> [STATED TASK] Say how many lines hold the string "ylabel"; please write nothing but the number.

> [RECORDS FOR THIS EXERCISE]
------------------------------------

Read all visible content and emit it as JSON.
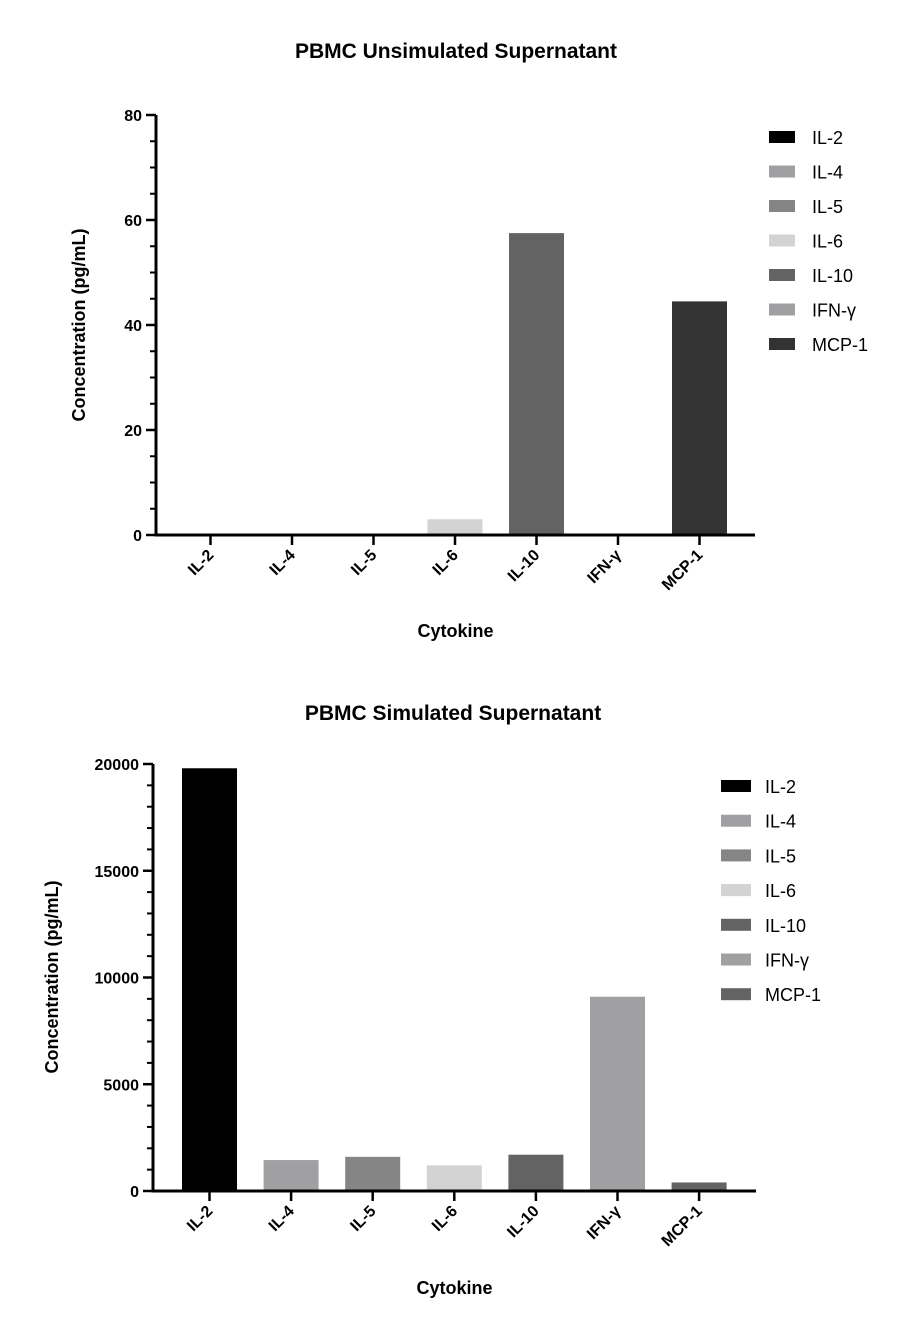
{
  "chart_data": [
    {
      "type": "bar",
      "title": "PBMC Unsimulated Supernatant",
      "xlabel": "Cytokine",
      "ylabel": "Concentration (pg/mL)",
      "ylim": [
        0,
        80
      ],
      "yticks": [
        0,
        20,
        40,
        60,
        80
      ],
      "categories": [
        "IL-2",
        "IL-4",
        "IL-5",
        "IL-6",
        "IL-10",
        "IFN-γ",
        "MCP-1"
      ],
      "values": [
        0,
        0,
        0,
        3,
        57.5,
        0,
        44.5
      ],
      "colors": [
        "#000000",
        "#a0a0a3",
        "#858585",
        "#d3d3d3",
        "#636363",
        "#a0a0a3",
        "#333333"
      ],
      "legend": [
        "IL-2",
        "IL-4",
        "IL-5",
        "IL-6",
        "IL-10",
        "IFN-γ",
        "MCP-1"
      ],
      "legend_position": "right",
      "grid": false
    },
    {
      "type": "bar",
      "title": "PBMC Simulated Supernatant",
      "xlabel": "Cytokine",
      "ylabel": "Concentration (pg/mL)",
      "ylim": [
        0,
        20000
      ],
      "yticks": [
        0,
        5000,
        10000,
        15000,
        20000
      ],
      "categories": [
        "IL-2",
        "IL-4",
        "IL-5",
        "IL-6",
        "IL-10",
        "IFN-γ",
        "MCP-1"
      ],
      "values": [
        19800,
        1450,
        1600,
        1200,
        1700,
        9100,
        400
      ],
      "colors": [
        "#000000",
        "#a0a0a3",
        "#858585",
        "#d3d3d3",
        "#636363",
        "#a0a0a3",
        "#636363"
      ],
      "legend": [
        "IL-2",
        "IL-4",
        "IL-5",
        "IL-6",
        "IL-10",
        "IFN-γ",
        "MCP-1"
      ],
      "legend_position": "right",
      "grid": false
    }
  ]
}
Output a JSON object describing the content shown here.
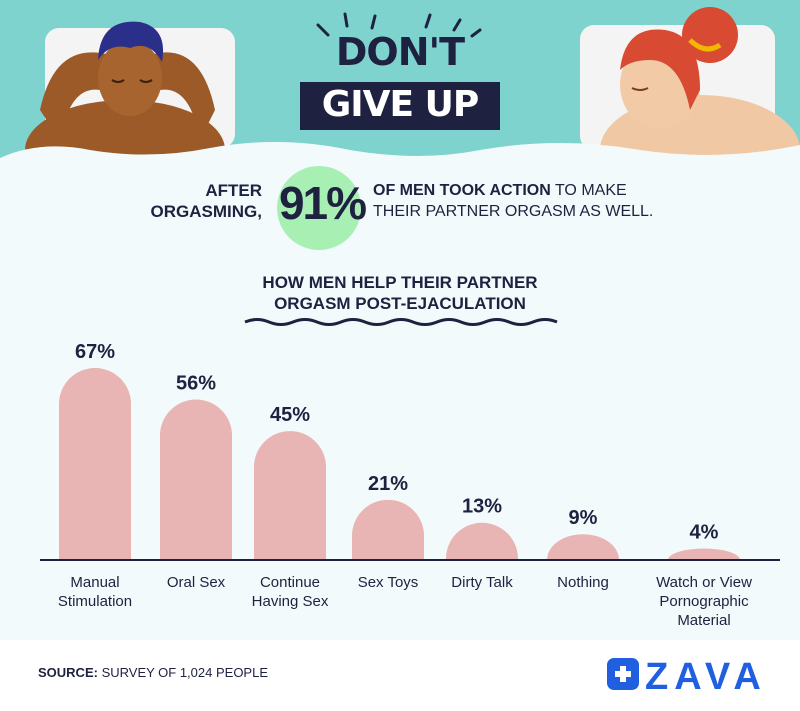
{
  "header": {
    "title_line1": "DON'T",
    "title_line2": "GIVE UP"
  },
  "stat": {
    "left_text_1": "AFTER",
    "left_text_2": "ORGASMING,",
    "value": "91%",
    "right_bold": "OF MEN TOOK ACTION",
    "right_text_1": " TO MAKE",
    "right_text_2": "THEIR PARTNER ORGASM AS WELL."
  },
  "chart_data": {
    "type": "bar",
    "title": "HOW MEN HELP THEIR PARTNER ORGASM POST-EJACULATION",
    "title_line1": "HOW MEN HELP THEIR PARTNER",
    "title_line2": "ORGASM POST-EJACULATION",
    "categories": [
      [
        "Manual",
        "Stimulation"
      ],
      [
        "Oral Sex"
      ],
      [
        "Continue",
        "Having Sex"
      ],
      [
        "Sex Toys"
      ],
      [
        "Dirty Talk"
      ],
      [
        "Nothing"
      ],
      [
        "Watch or View",
        "Pornographic",
        "Material"
      ]
    ],
    "values": [
      67,
      56,
      45,
      21,
      13,
      9,
      4
    ],
    "value_labels": [
      "67%",
      "56%",
      "45%",
      "21%",
      "13%",
      "9%",
      "4%"
    ],
    "ylim": [
      0,
      70
    ],
    "bar_color": "#e8b4b4"
  },
  "footer": {
    "source_bold": "SOURCE:",
    "source_text": " SURVEY OF 1,024 PEOPLE",
    "brand": "ZAVA"
  },
  "colors": {
    "navy": "#1f2140",
    "teal": "#7fd3cf",
    "accent_green": "#a8efb4",
    "brand_blue": "#1f5fe0"
  }
}
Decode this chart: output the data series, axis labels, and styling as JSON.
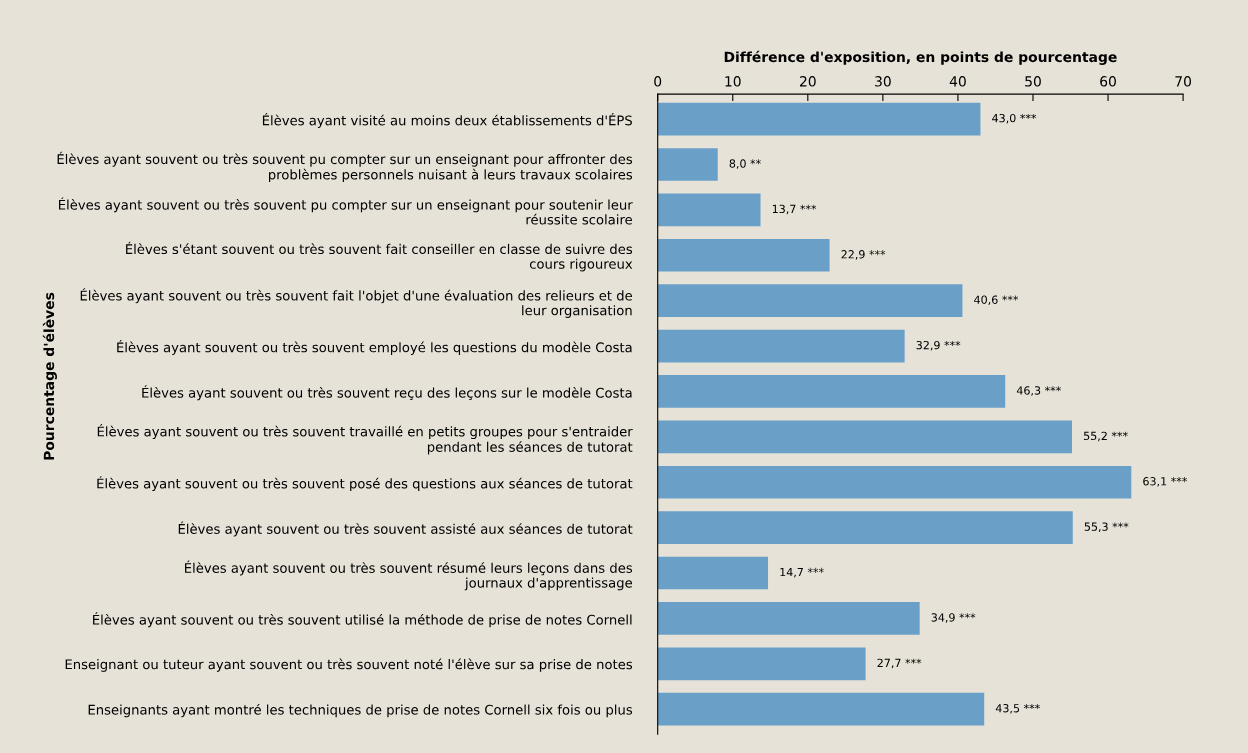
{
  "chart_data": {
    "type": "bar",
    "orientation": "horizontal",
    "xlabel": "Différence d'exposition, en points de pourcentage",
    "ylabel": "Pourcentage d'élèves",
    "categories": [
      "Élèves ayant visité au moins deux établissements d'ÉPS",
      "Élèves ayant souvent ou très souvent pu compter sur un enseignant pour affronter des\nproblèmes personnels nuisant à leurs travaux scolaires",
      "Élèves ayant souvent ou très souvent pu compter sur un enseignant pour soutenir leur\nréussite scolaire",
      "Élèves s'étant souvent ou très souvent fait conseiller en classe de suivre des\ncours rigoureux",
      "Élèves ayant souvent ou très souvent fait l'objet d'une évaluation des relieurs et de\nleur organisation",
      "Élèves ayant souvent ou très souvent employé les questions du modèle Costa",
      "Élèves ayant souvent ou très souvent reçu des leçons sur le modèle Costa",
      "Élèves ayant souvent ou très souvent travaillé en petits groupes pour s'entraider\npendant les séances de tutorat",
      "Élèves ayant souvent ou très souvent posé des questions aux séances de tutorat",
      "Élèves ayant souvent ou très souvent assisté aux séances de tutorat",
      "Élèves ayant souvent ou très souvent résumé leurs leçons dans des\njournaux d'apprentissage",
      "Élèves ayant souvent ou très souvent utilisé la méthode de prise de notes Cornell",
      "Enseignant ou tuteur ayant souvent ou très souvent noté l'élève sur sa prise de notes",
      "Enseignants ayant montré les techniques de prise de notes Cornell six fois ou plus"
    ],
    "values": [
      43.0,
      8.0,
      13.7,
      22.9,
      40.6,
      32.9,
      46.3,
      55.2,
      63.1,
      55.3,
      14.7,
      34.9,
      27.7,
      43.5
    ],
    "value_labels": [
      "43,0 ***",
      "8,0 **",
      "13,7 ***",
      "22,9 ***",
      "40,6 ***",
      "32,9 ***",
      "46,3 ***",
      "55,2 ***",
      "63,1 ***",
      "55,3 ***",
      "14,7 ***",
      "34,9 ***",
      "27,7 ***",
      "43,5 ***"
    ],
    "color": "#6a9fc8",
    "xlim": [
      0,
      70
    ],
    "xticks": [
      0,
      10,
      20,
      30,
      40,
      50,
      60,
      70
    ],
    "grid": false,
    "legend": false
  }
}
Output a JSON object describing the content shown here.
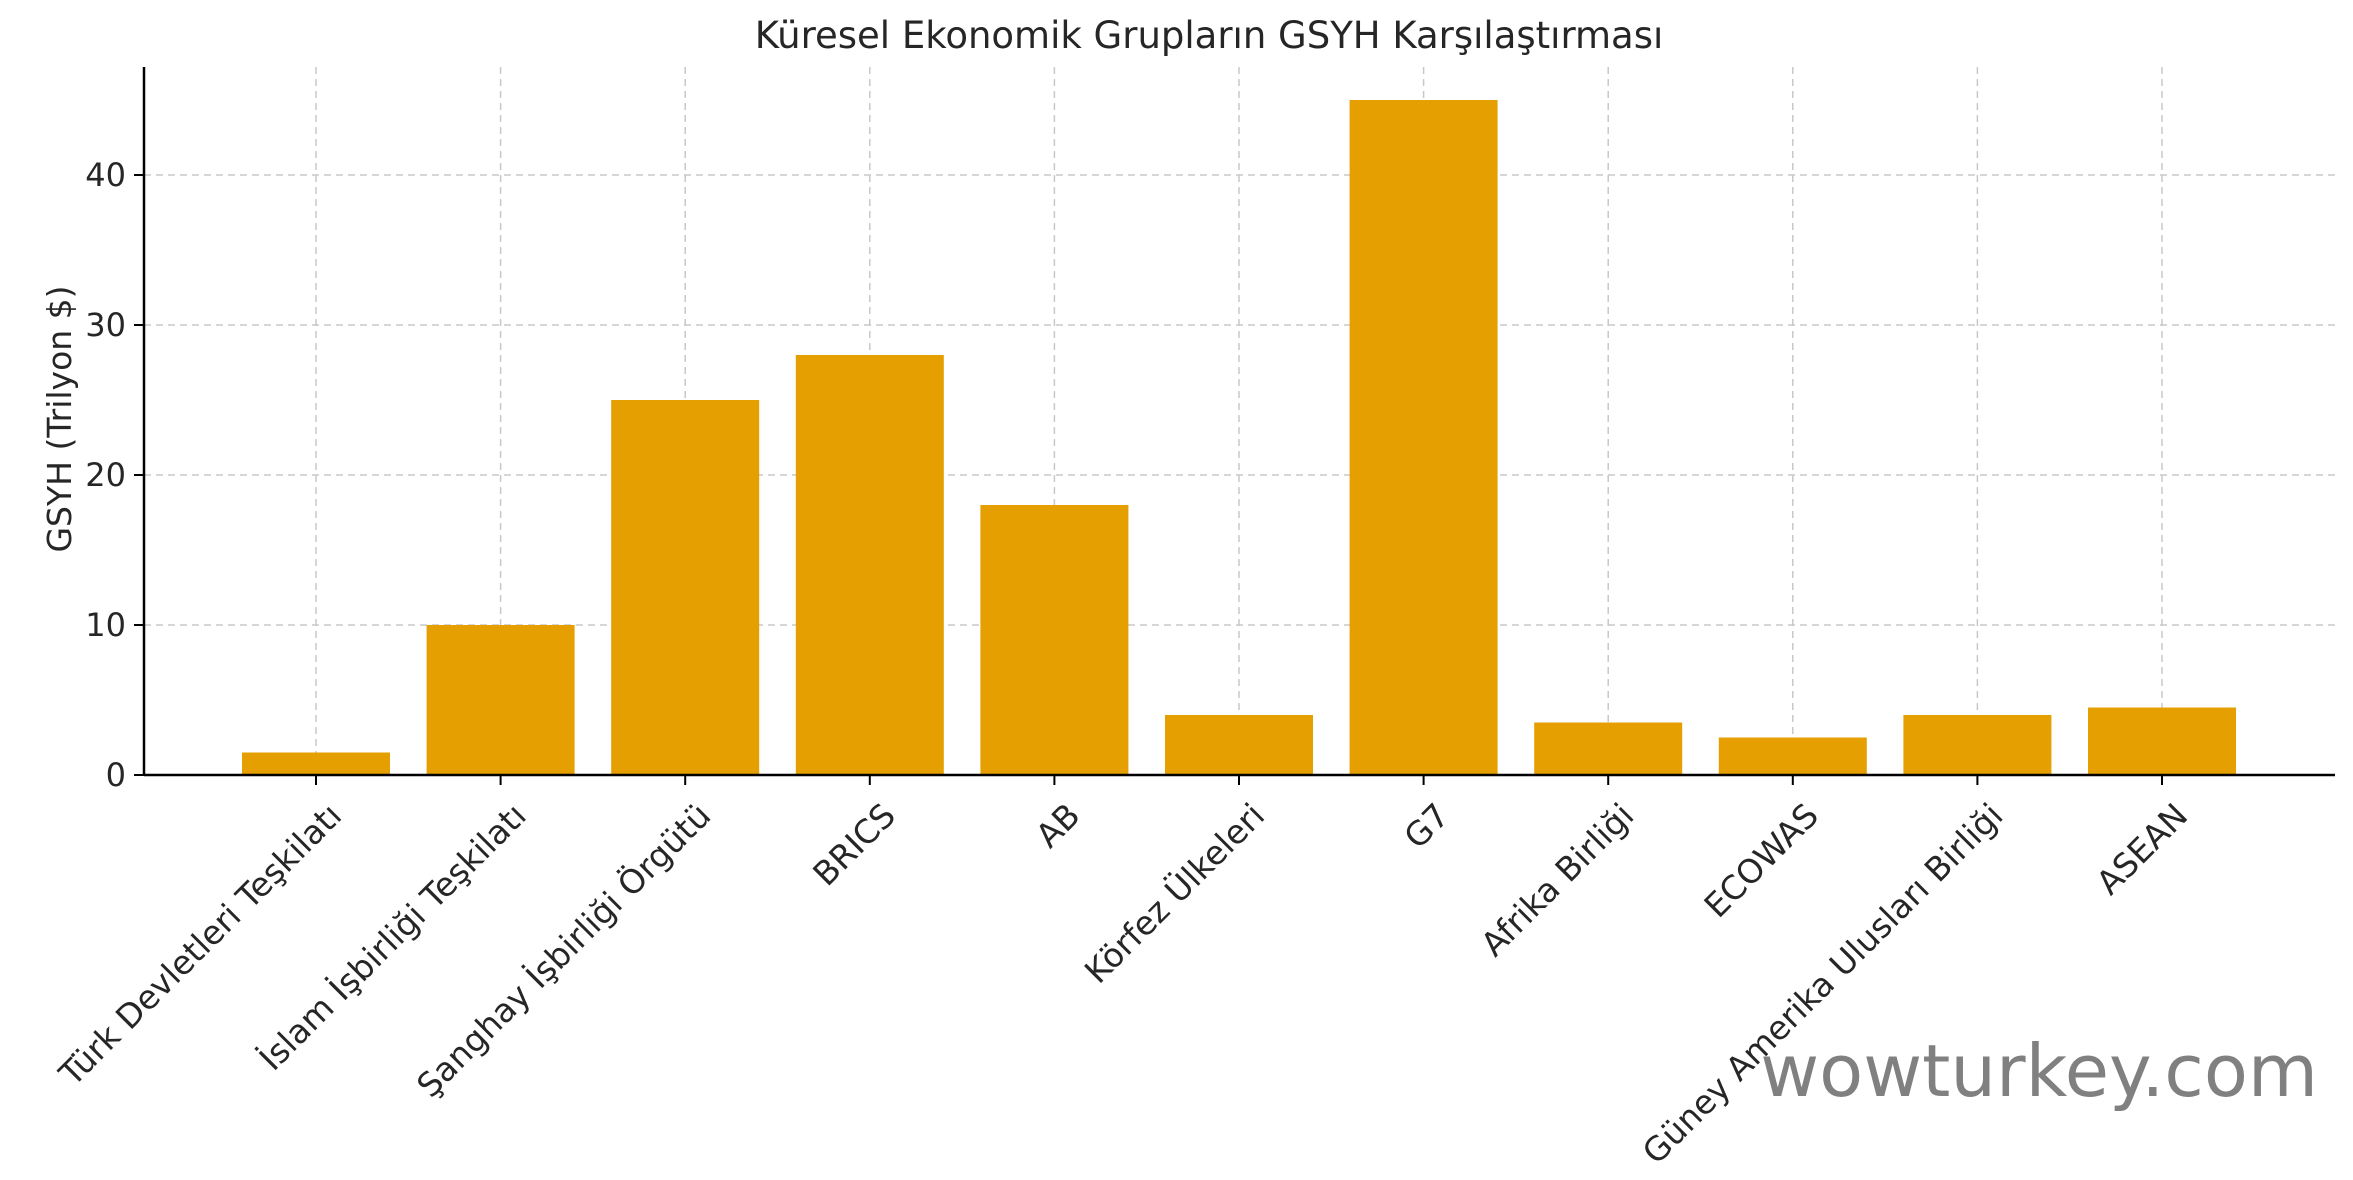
{
  "chart_data": {
    "type": "bar",
    "title": "Küresel Ekonomik Grupların GSYH Karşılaştırması",
    "xlabel": "",
    "ylabel": "GSYH (Trilyon $)",
    "categories": [
      "Türk Devletleri Teşkilatı",
      "İslam İşbirliği Teşkilatı",
      "Şanghay İşbirliği Örgütü",
      "BRICS",
      "AB",
      "Körfez Ülkeleri",
      "G7",
      "Afrika Birliği",
      "ECOWAS",
      "Güney Amerika Ulusları Birliği",
      "ASEAN"
    ],
    "values": [
      1.5,
      10,
      25,
      28,
      18,
      4,
      45,
      3.5,
      2.5,
      4,
      4.5
    ],
    "ylim": [
      0,
      47.2
    ],
    "yticks": [
      0,
      10,
      20,
      30,
      40
    ],
    "grid": true,
    "bar_color": "#E69F00"
  },
  "watermark": "wowturkey.com"
}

------------------------------------

> [EXERCISE ANSWER] 4